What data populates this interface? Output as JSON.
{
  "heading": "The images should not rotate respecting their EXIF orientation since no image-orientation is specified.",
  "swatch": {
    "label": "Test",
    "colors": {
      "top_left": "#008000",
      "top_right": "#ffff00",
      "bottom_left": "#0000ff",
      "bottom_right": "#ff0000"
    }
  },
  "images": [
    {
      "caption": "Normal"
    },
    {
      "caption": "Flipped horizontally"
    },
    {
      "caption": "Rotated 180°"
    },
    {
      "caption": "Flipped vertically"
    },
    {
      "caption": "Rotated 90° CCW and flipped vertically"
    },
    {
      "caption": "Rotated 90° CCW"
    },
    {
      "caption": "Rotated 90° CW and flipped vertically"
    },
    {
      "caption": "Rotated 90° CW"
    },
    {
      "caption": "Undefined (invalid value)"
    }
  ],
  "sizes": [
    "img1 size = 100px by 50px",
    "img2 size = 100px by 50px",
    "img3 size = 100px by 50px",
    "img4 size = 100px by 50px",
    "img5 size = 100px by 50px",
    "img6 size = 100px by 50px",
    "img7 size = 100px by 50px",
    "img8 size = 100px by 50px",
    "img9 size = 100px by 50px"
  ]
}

Requirement —
Recopy the entries above exactly, with every line included.

Answer —
What data populates this interface? Output as JSON.
{
  "heading": "The images should not rotate respecting their EXIF orientation since no image-orientation is specified.",
  "swatch": {
    "label": "Test",
    "colors": {
      "top_left": "#008000",
      "top_right": "#ffff00",
      "bottom_left": "#0000ff",
      "bottom_right": "#ff0000"
    }
  },
  "images": [
    {
      "caption": "Normal"
    },
    {
      "caption": "Flipped horizontally"
    },
    {
      "caption": "Rotated 180°"
    },
    {
      "caption": "Flipped vertically"
    },
    {
      "caption": "Rotated 90° CCW and flipped vertically"
    },
    {
      "caption": "Rotated 90° CCW"
    },
    {
      "caption": "Rotated 90° CW and flipped vertically"
    },
    {
      "caption": "Rotated 90° CW"
    },
    {
      "caption": "Undefined (invalid value)"
    }
  ],
  "sizes": [
    "img1 size = 100px by 50px",
    "img2 size = 100px by 50px",
    "img3 size = 100px by 50px",
    "img4 size = 100px by 50px",
    "img5 size = 100px by 50px",
    "img6 size = 100px by 50px",
    "img7 size = 100px by 50px",
    "img8 size = 100px by 50px",
    "img9 size = 100px by 50px"
  ]
}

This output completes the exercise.